◆ WHAT THIS TASK INVOLVES ◆
Here are some records; copy every line that holds the word "두근거림".

(Recorded data)
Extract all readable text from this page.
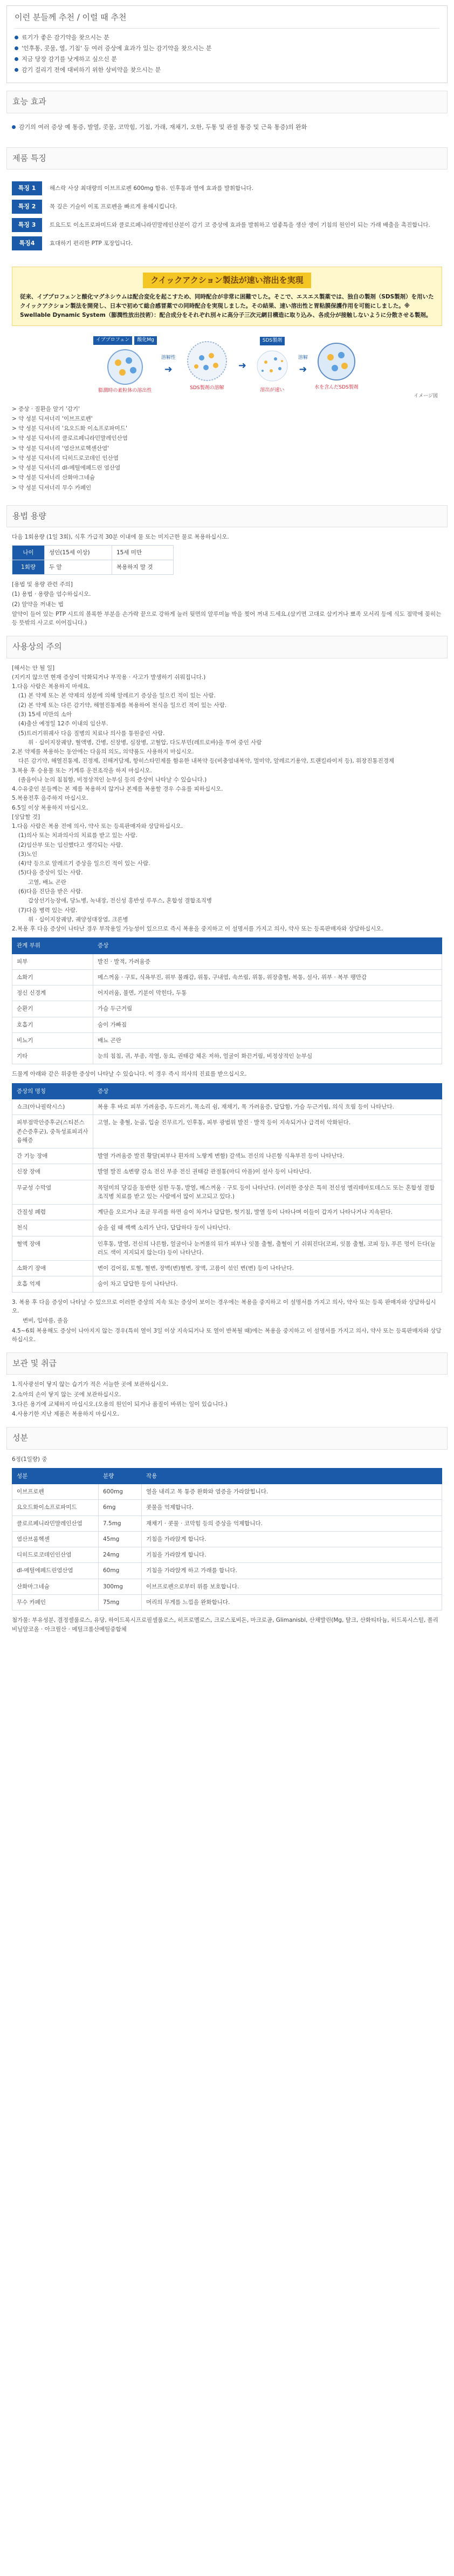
이런 분들께 추천 / 이럴 때 추천
료기가 좋은 감기약을 찾으시는 분
'인후통, 콧물, 열, 기침' 등 여러 증상에 효과가 있는 감기약을 찾으시는 분
지금 당장 감기를 낫게하고 싶으신 분
감기 걸리기 전에 대비하기 위한 상비약을 찾으시는 분
효능 효과
감기의 여러 증상 예 통증, 발열, 콧물, 코막힘, 기침, 가래, 재채기, 오한, 두통 및 관절 통증 및 근육 통증)의 완화
제품 특징
특징 1	해스락 사상 최대량의 이브프로펜 600mg 함유. 인후통과 열에 효과를 발휘합니다.
특징 2	목 깊은 기슬이 이포 프로펜을 빠르게 용해시킵니다.
특징 3	트요드토 이소프로파미드와 클로르페니라민말레인산분이 감기 코 증상에 효과를 발휘하고 염좋특을 생산 생이 기침의 원인이 되는 가래 배출을 촉진합니다.
특징4	효대하기 편리한 PTP 포장입니다.
クイックアクション製法が速い溶出を実現
従来、イブプロフェンと酸化マグネシウムは配合変化を起こすため、同時配合が非常に困難でした。そこで、エスエス製薬では、独自の製剤（SDS製剤）を用いたクイックアクション製法を開発し、日本で初めて総合感冒薬での同時配合を実現しました。その結果、速い溶出性と胃粘膜保護作用を可能にしました。※ Swellable Dynamic System（膨潤性放出技術）：配合成分をそれぞれ別々に高分子三次元網目構造に取り込み、各成分が接触しないように分散させる製剤。
イブプロフェン	酸化Mg
膨潤時の素粒体の溶出性
溶解性
➜
SDS製剤の溶解
➜
SDS製剤
溶出が速い
溶解
➜
水を含んだSDS製剤
イメージ図
> 증상 · 질환을 알기 '감기'
> 약 성분 딕셔너리 '이브프로펜'
> 약 성분 딕셔너리 '요오드화 이소프로파미드'
> 약 성분 딕셔너리 클로르페니라민말레인산염
> 약 성분 딕셔너리 '염산브로혝센산염'
> 약 성분 딕셔너리 디히드로코데인 인산염
> 약 성분 딕셔너리 dl-메틸에페드린 염산염
> 약 성분 딕셔너리 산화마그네슘
> 약 성분 딕셔너리 무수 카페인
용법 용량
다음 1회용량 (1일 3회), 식후 가급적 30분 이내에 물 또는 미지근한 물로 복용하십시오.
나이	성인(15세 이상)	15세 미만
1회량	두 알	복용하지 말 것

[용법 및 용량 관련 주의]

(1) 용법 · 용량을 엄수하십시오.

(2) 알약을 꺼내는 법

알약이 들어 있는 PTP 시트의 볼록한 부분을 손가락 끝으로 강하게 눌러 뒷면의 알루미늄 박을 찢어 꺼내 드세요.(삼키면 고대로 삼키거나 뾰족 모서리 등에 식도 점막에 꽂히는 등 뜻밖의 사고로 이어집니다.)

사용상의 주의

[해서는 안 될 일]

(지키지 않으면 현재 증상이 악화되거나 부작용 · 사고가 발생하기 쉬워집니다.)

1.다음 사람은 복용하지 마세요.

(1) 본 약제 또는 본 약제의 성분에 의해 알레르기 증상을 일으킨 적이 있는 사람.

(2) 본 약제 또는 다른 감기약, 해열진통제를 복용하여 천식을 일으킨 적이 있는 사람.

(3) 15세 미만의 소아

(4)출산 예정일 12주 이내의 임산부.

(5)트러기위궤사 다음 질병의 치료나 의사를 통원중인 사람.

위 · 십이지장궤양, 혈액병, 간병, 신장병, 심장병, 고혈압, 다도부민(레트로바)을 투여 중인 사람

2.본 약제를 복용하는 동안에는 다음의 의도, 의약품도 사용하지 마십시오.

다른 감기약, 해열진통제, 진정제, 진해거담제, 항히스타민제를 함유한 내복약 등(비충염내복약, 멀미약, 알레르기용약, 트랜킬라이저 등), 위장진통진경제

3.복용 후 승용물 또는 기계류 운전조작을 하지 마십시오.

(졸음이나 눈의 침침함, 비정상적인 눈부심 등의 증상이 나타날 수 있습니다.)

4.수유중인 분들께는 본 제를 복용하지 않거나 본제를 복용할 경우 수유를 피하십시오.

5.복용전후 음주하지 마십시오.

6.5일 이상 복용하지 마십시오.

[상담할 것]

1.다음 사람은 복용 전에 의사, 약사 또는 등록판매자와 상담하십시오.

(1)의사 또는 치과의사의 치료를 받고 있는 사람.

(2)임산부 또는 임신했다고 생각되는 사람.

(3)노인

(4)약 등으로 알레르기 증상을 일으킨 적이 있는 사람.

(5)다음 증상이 있는 사람.

고열, 배뇨 곤란

(6)다음 진단을 받은 사람.

갑상선기능장애, 당뇨병, 녹내장, 전신성 홍반성 루푸스, 혼합성 결합조직병

(7)다음 병력 있는 사람.

위 · 십이지장궤양, 궤양성대장염, 크론병

2.복용 후 다음 증상이 나타난 경우 부작용일 가능성이 있으므로 즉시 복용을 중지하고 이 설명서를 가지고 의사, 약사 또는 등록판매자와 상담하십시오.

관계 부위	증상
피부	발진 · 발적, 가려움증
소화기	메스꺼움 · 구토, 식욕부진, 위부 불쾌감, 위통, 구내염, 속쓰림, 위통, 위장출혈, 복통, 설사, 위부 · 복부 팽만감
정신 신경계	어지러움, 불면, 기분이 막힌다, 두통
순환기	가슴 두근거림
호흡기	숨이 가빠짐
비뇨기	배뇨 곤란
기타	눈의 침침, 귀, 부종, 작열, 동요, 권태감 체온 저하, 얼굴이 화끈거림, 비정상적인 눈부심

드물게 아래와 같은 위중한 증상이 나타날 수 있습니다. 이 경우 즉시 의사의 진료를 받으십시오.

증상의 명칭	증상
쇼크(아나필락시스)	복용 후 바로 피부 가려움증, 두드러기, 목소리 쉼, 재채기, 목 가려움증, 답답함, 가슴 두근거림, 의식 흐림 등이 나타난다.
피부점막안증후군(스티븐스존슨증후군), 중독성표피괴사융해증	고열, 눈 충혈, 눈곱, 입술 진무르기, 인후통, 피부 광범위 발진 · 발적 등이 지속되거나 급격히 악화된다.
간 기능 장애	발열 가려움증 발진 황달(피부나 흰자의 노랗게 변함) 갈색뇨 전신의 나른함 식욕부진 등이 나타난다.
신장 장애	발열 발진 소변량 감소 전신 부종 전신 권태감 관절통(마디 아픔)이 설사 등이 나타난다.
무균성 수막염	목덜미의 당김을 동반한 심한 두통, 발열, 메스꺼움 · 구토 등이 나타난다. (이러한 증상은 특히 전신성 엘리테마토데스도 또는 혼합성 결합조직병 치료를 받고 있는 사람에서 많이 보고되고 있다.)
간질성 폐렴	계단을 오르거나 조금 무리를 하면 숨이 차거나 답답한, 헛기침, 발열 등이 나타나며 이들이 갑자기 나타나거나 지속된다.
천식	숨을 쉴 때 쌕쌕 소리가 난다, 답답하다 등이 나타난다.
혈액 장애	인후통, 발열, 전신의 나른함, 얼굴이나 눈꺼풀의 뒤가 피부나 잇몸 출혈, 출혈이 기 쉬워진다(코피, 잇몸 출혈, 코피 등), 푸른 멍이 든다(눌러도 색이 지지되지 않는다) 등이 나타난다.
소화기 장애	변이 검어짐, 토혈, 혈변, 장벽(변)혈변, 장액, 고름이 섞인 변(변) 등이 나타난다.
호흡 억제	숨이 차고 답답한 등이 나타난다.

3. 복용 후 다음 증상이 나타날 수 있으므로 이러한 증상의 지속 또는 증상이 보이는 경우에는 복용을 중지하고 이 설명서를 가지고 의사, 약사 또는 등록 판매자와 상담하십시오.

변비, 입마름, 졸음

4.5~6회 복용해도 증상이 나아지지 않는 경우(특히 열이 3일 이상 지속되거나 또 열이 반복될 때)에는 복용을 중지하고 이 설명서를 가지고 의사, 약사 또는 등록판매자와 상담하십시오.

보관 및 취급

1.직사광선이 닿지 않는 습기가 적은 서늘한 곳에 보관하십시오.

2.소아의 손이 닿지 않는 곳에 보관하십시오.

3.다른 용기에 교체하지 마십시오.(오용의 원인이 되거나 품질이 바뀌는 일이 있습니다.)

4.사용기한 지난 제품은 복용하지 마십시오.

성분

6정(1일량) 중

성분	분량	작용
이브프로펜	600mg	열을 내리고 목 통증 완화와 염증을 가라앉힙니다.
요오드화이소프로파미드	6mg	콧물을 억제합니다.
클로르페니라민말레인산염	7.5mg	재채기 · 콧물 · 코막힘 등의 증상을 억제합니다.
염산브롬헥센	45mg	기침을 가라앉게 합니다.
디히드로코데인인산염	24mg	기침을 가라앉게 합니다.
dl-메틸에페드린염산염	60mg	기침을 가라앉게 하고 가래를 합니다.
산화마그네슘	300mg	이브프로펜으로부터 위를 보호합니다.
무수 카페인	75mg	머리의 무게를 느낌을 완화합니다.

첨가물: 부유성분, 결정셀룰로스, 유당, 하이드록시프로필셀룰로스, 히프로멜로스, 크로스포비돈, 마크로골, Glimanisbl, 산채발린(Mg, 탈크, 산화티타늄, 히드록시스털, 폴리비닐알코올 · 아크릴산 · 메틸크롤산메틸중합체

◆ WORKED ANSWER ◆
순환기	가슴 두근거림
쇼크(아나필락시스)	복용 후 바로 피부 가려움증, 두드러기, 목소리 쉼, 재채기, 목 가려움증, 답답함, 가슴 두근거림, 의식 흐림 등이 나타난다.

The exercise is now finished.